Copy out each line that includes the word "Audio".

══════

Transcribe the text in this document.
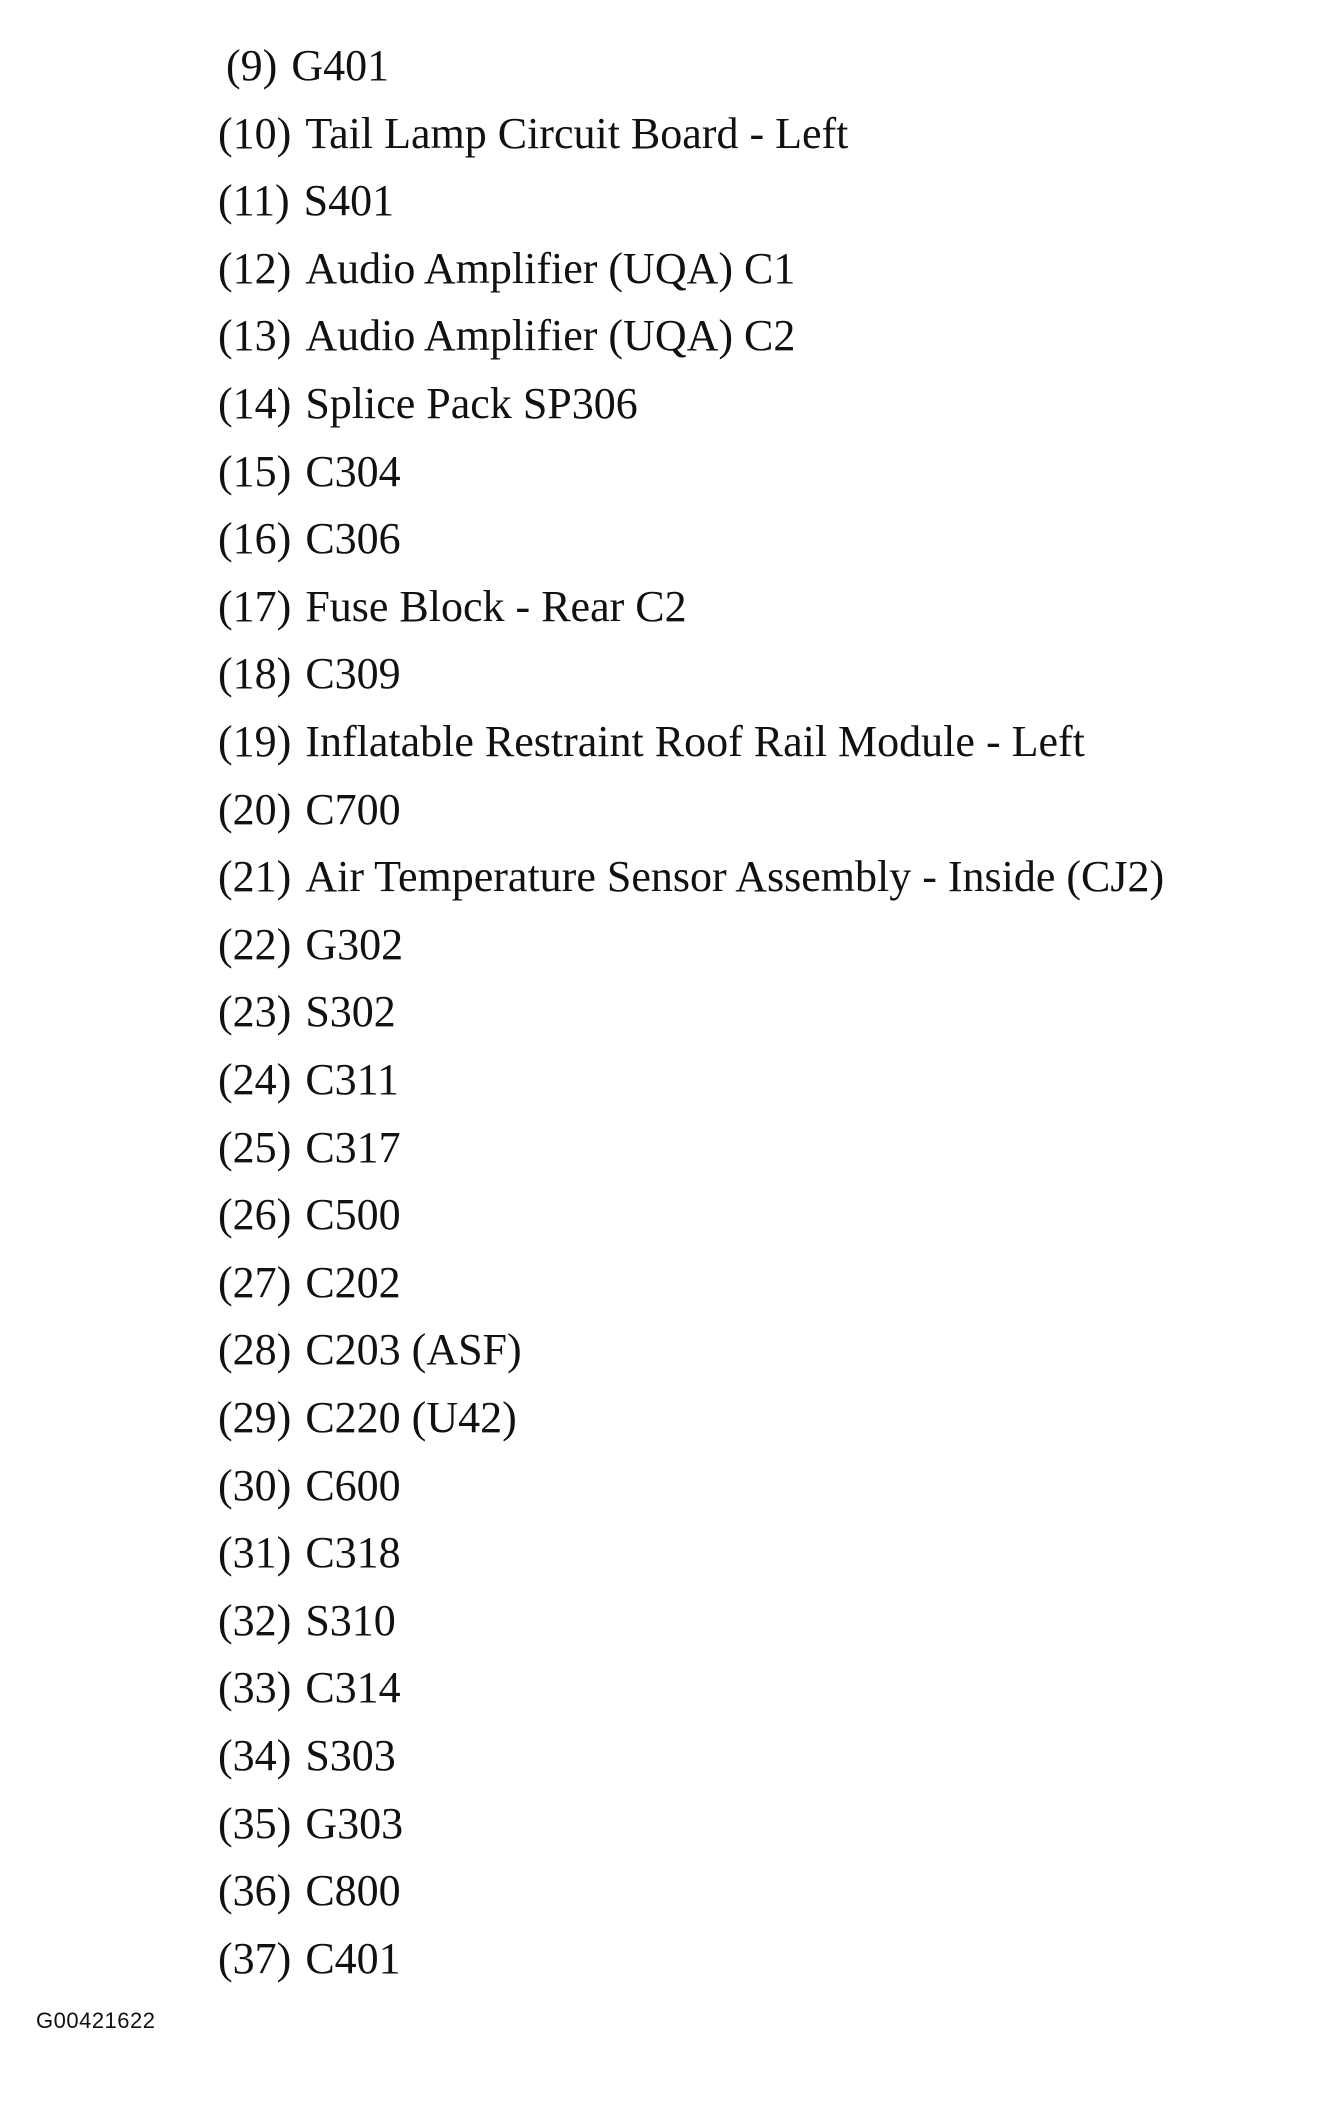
(9) G401
(10) Tail Lamp Circuit Board - Left
(11) S401
(12) Audio Amplifier (UQA) C1
(13) Audio Amplifier (UQA) C2
(14) Splice Pack SP306
(15) C304
(16) C306
(17) Fuse Block - Rear C2
(18) C309
(19) Inflatable Restraint Roof Rail Module - Left
(20) C700
(21) Air Temperature Sensor Assembly - Inside (CJ2)
(22) G302
(23) S302
(24) C311
(25) C317
(26) C500
(27) C202
(28) C203 (ASF)
(29) C220 (U42)
(30) C600
(31) C318
(32) S310
(33) C314
(34) S303
(35) G303
(36) C800
(37) C401
G00421622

══════

Task output -
(12) Audio Amplifier (UQA) C1
(13) Audio Amplifier (UQA) C2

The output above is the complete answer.